** Begin **

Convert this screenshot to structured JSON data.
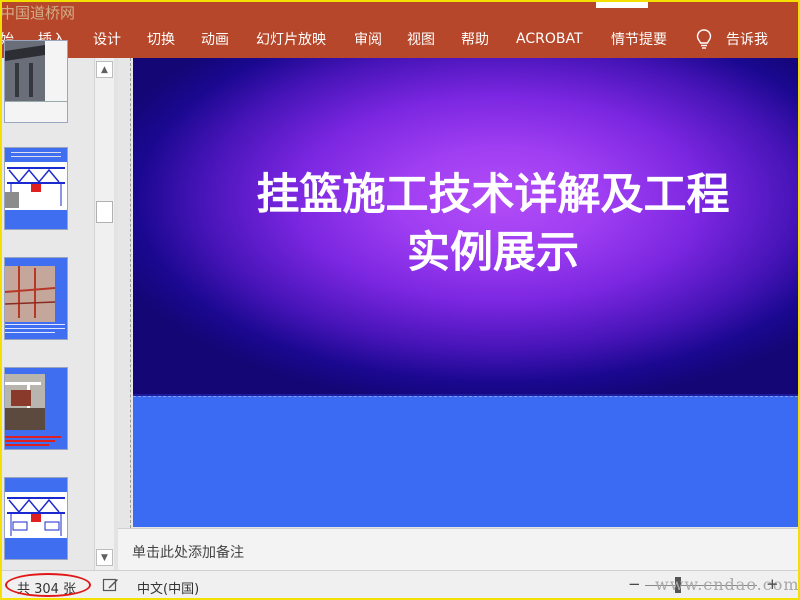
{
  "watermark_top": "中国道桥网",
  "watermark_bottom": "www.cndao.com",
  "ribbon": {
    "tabs": [
      "始",
      "插入",
      "设计",
      "切换",
      "动画",
      "幻灯片放映",
      "审阅",
      "视图",
      "帮助",
      "ACROBAT",
      "情节提要"
    ],
    "tell_me": "告诉我",
    "color": "#b7472a"
  },
  "slide": {
    "title": "挂篮施工技术详解及工程实例展示",
    "title_line1": "挂篮施工技术详解及工程",
    "title_line2": "实例展示"
  },
  "notes": {
    "placeholder": "单击此处添加备注"
  },
  "status": {
    "slide_count": "共 304 张",
    "language": "中文(中国)",
    "zoom_minus": "−",
    "zoom_plus": "+"
  },
  "icons": {
    "tell_me": "lightbulb-icon",
    "notes": "notes-icon",
    "scroll_up": "chevron-up-icon",
    "scroll_down": "chevron-down-icon"
  }
}
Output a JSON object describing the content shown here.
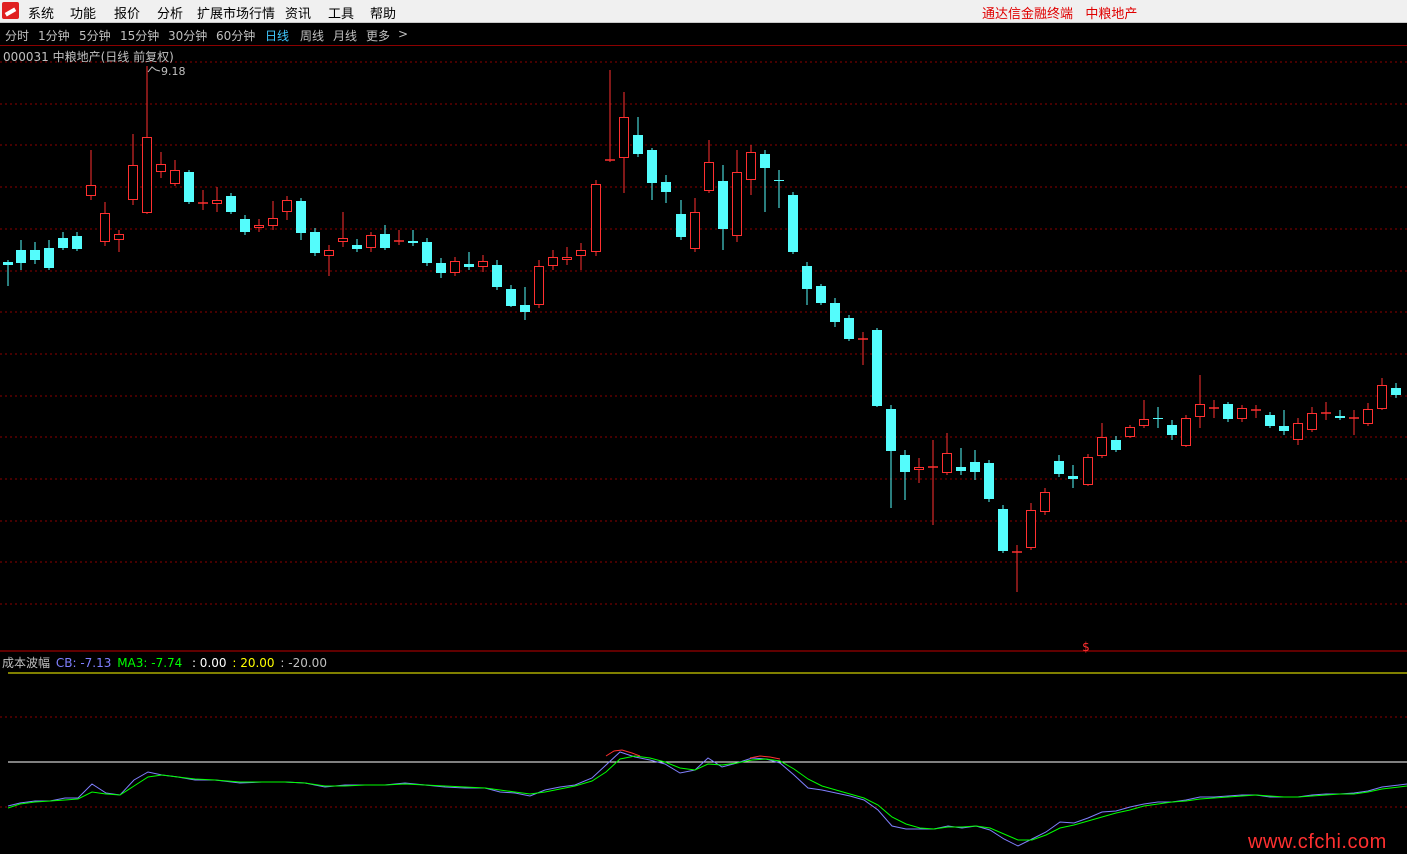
{
  "app": {
    "menu": [
      "系统",
      "功能",
      "报价",
      "分析",
      "扩展市场行情",
      "资讯",
      "工具",
      "帮助"
    ],
    "title": "通达信金融终端",
    "stock_name_title": "中粮地产",
    "logo_icon": "tdx-logo-icon"
  },
  "periods": {
    "items": [
      "分时",
      "1分钟",
      "5分钟",
      "15分钟",
      "30分钟",
      "60分钟",
      "日线",
      "周线",
      "月线",
      "更多"
    ],
    "active": "日线",
    "more_icon": "chevron-right-icon",
    "more_glyph": ">"
  },
  "chart": {
    "title": "000031 中粮地产(日线 前复权)",
    "high_label": "9.18",
    "marker": "$",
    "colors": {
      "up": "#ff3030",
      "down": "#54fcfc",
      "grid": "#8b0000"
    }
  },
  "indicator": {
    "name": "成本波幅",
    "cb_label": "CB: -7.13",
    "ma_label": "MA3: -7.74",
    "lvl0": ": 0.00",
    "lvl1": ": 20.00",
    "lvl2": ": -20.00",
    "colors": {
      "cb": "#8080ff",
      "ma": "#00ff00",
      "lvl20": "#ffff00",
      "lvl0": "#ffffff"
    }
  },
  "watermark": "www.cfchi.com"
}
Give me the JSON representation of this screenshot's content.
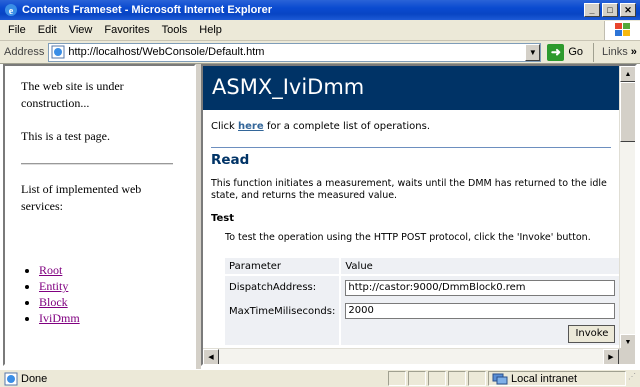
{
  "window": {
    "title": "Contents Frameset - Microsoft Internet Explorer",
    "min_glyph": "_",
    "max_glyph": "□",
    "close_glyph": "✕"
  },
  "menu": {
    "items": [
      "File",
      "Edit",
      "View",
      "Favorites",
      "Tools",
      "Help"
    ]
  },
  "address_bar": {
    "label": "Address",
    "url": "http://localhost/WebConsole/Default.htm",
    "go_label": "Go",
    "links_label": "Links",
    "links_chevron": "»"
  },
  "left_frame": {
    "intro": "The web site is under construction...",
    "test_note": "This is a test page.",
    "list_heading": "List of implemented web services:",
    "links": [
      "Root",
      "Entity",
      "Block",
      "IviDmm"
    ]
  },
  "right_frame": {
    "banner": "ASMX_IviDmm",
    "click_prefix": "Click ",
    "click_link": "here",
    "click_suffix": " for a complete list of operations.",
    "operation_title": "Read",
    "operation_desc": "This function initiates a measurement, waits until the DMM has returned to the idle state, and returns the measured value.",
    "test_heading": "Test",
    "test_desc": "To test the operation using the HTTP POST protocol, click the 'Invoke' button.",
    "table": {
      "col_param": "Parameter",
      "col_value": "Value",
      "rows": [
        {
          "name": "DispatchAddress:",
          "value": "http://castor:9000/DmmBlock0.rem"
        },
        {
          "name": "MaxTimeMiliseconds:",
          "value": "2000"
        }
      ],
      "invoke_label": "Invoke"
    }
  },
  "status_bar": {
    "text": "Done",
    "zone": "Local intranet"
  },
  "colors": {
    "title_bar": "#0a4ad0",
    "banner": "#003366",
    "section_title": "#003366",
    "here_link": "#336699",
    "visited_link": "#800080",
    "param_table_bg": "#eef0f4"
  }
}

** End **

▶ [What needs to be done]: Every record above should be transcribed exactly; the pictures stay out of the copy.

▶ [Written answer]:
Convert this screenshot to structured JSON data.
{
  "watermark_top": "中国道桥网",
  "watermark_bottom": "www.cndao.com",
  "ribbon": {
    "tabs": [
      "始",
      "插入",
      "设计",
      "切换",
      "动画",
      "幻灯片放映",
      "审阅",
      "视图",
      "帮助",
      "ACROBAT",
      "情节提要"
    ],
    "tell_me": "告诉我",
    "color": "#b7472a"
  },
  "slide": {
    "title": "挂篮施工技术详解及工程实例展示",
    "title_line1": "挂篮施工技术详解及工程",
    "title_line2": "实例展示"
  },
  "notes": {
    "placeholder": "单击此处添加备注"
  },
  "status": {
    "slide_count": "共 304 张",
    "language": "中文(中国)",
    "zoom_minus": "−",
    "zoom_plus": "+"
  },
  "icons": {
    "tell_me": "lightbulb-icon",
    "notes": "notes-icon",
    "scroll_up": "chevron-up-icon",
    "scroll_down": "chevron-down-icon"
  }
}
Output a JSON object describing the content shown here.
{
  "app": {
    "menu": [
      "系统",
      "功能",
      "报价",
      "分析",
      "扩展市场行情",
      "资讯",
      "工具",
      "帮助"
    ],
    "title": "通达信金融终端",
    "stock_name_title": "中粮地产",
    "logo_icon": "tdx-logo-icon"
  },
  "periods": {
    "items": [
      "分时",
      "1分钟",
      "5分钟",
      "15分钟",
      "30分钟",
      "60分钟",
      "日线",
      "周线",
      "月线",
      "更多"
    ],
    "active": "日线",
    "more_icon": "chevron-right-icon",
    "more_glyph": ">"
  },
  "chart": {
    "title": "000031 中粮地产(日线 前复权)",
    "high_label": "9.18",
    "marker": "$",
    "colors": {
      "up": "#ff3030",
      "down": "#54fcfc",
      "grid": "#8b0000"
    }
  },
  "indicator": {
    "name": "成本波幅",
    "cb_label": "CB: -7.13",
    "ma_label": "MA3: -7.74",
    "lvl0": ": 0.00",
    "lvl1": ": 20.00",
    "lvl2": ": -20.00",
    "colors": {
      "cb": "#8080ff",
      "ma": "#00ff00",
      "lvl20": "#ffff00",
      "lvl0": "#ffffff"
    }
  },
  "watermark": "www.cfchi.com"
}
Give me the JSON representation of this screenshot's content.
{
  "window": {
    "title": "Contents Frameset - Microsoft Internet Explorer",
    "min_glyph": "_",
    "max_glyph": "□",
    "close_glyph": "✕"
  },
  "menu": {
    "items": [
      "File",
      "Edit",
      "View",
      "Favorites",
      "Tools",
      "Help"
    ]
  },
  "address_bar": {
    "label": "Address",
    "url": "http://localhost/WebConsole/Default.htm",
    "go_label": "Go",
    "links_label": "Links",
    "links_chevron": "»"
  },
  "left_frame": {
    "intro": "The web site is under construction...",
    "test_note": "This is a test page.",
    "list_heading": "List of implemented web services:",
    "links": [
      "Root",
      "Entity",
      "Block",
      "IviDmm"
    ]
  },
  "right_frame": {
    "banner": "ASMX_IviDmm",
    "click_prefix": "Click ",
    "click_link": "here",
    "click_suffix": " for a complete list of operations.",
    "operation_title": "Read",
    "operation_desc": "This function initiates a measurement, waits until the DMM has returned to the idle state, and returns the measured value.",
    "test_heading": "Test",
    "test_desc": "To test the operation using the HTTP POST protocol, click the 'Invoke' button.",
    "table": {
      "col_param": "Parameter",
      "col_value": "Value",
      "rows": [
        {
          "name": "DispatchAddress:",
          "value": "http://castor:9000/DmmBlock0.rem"
        },
        {
          "name": "MaxTimeMiliseconds:",
          "value": "2000"
        }
      ],
      "invoke_label": "Invoke"
    }
  },
  "status_bar": {
    "text": "Done",
    "zone": "Local intranet"
  },
  "colors": {
    "title_bar": "#0a4ad0",
    "banner": "#003366",
    "section_title": "#003366",
    "here_link": "#336699",
    "visited_link": "#800080",
    "param_table_bg": "#eef0f4"
  }
}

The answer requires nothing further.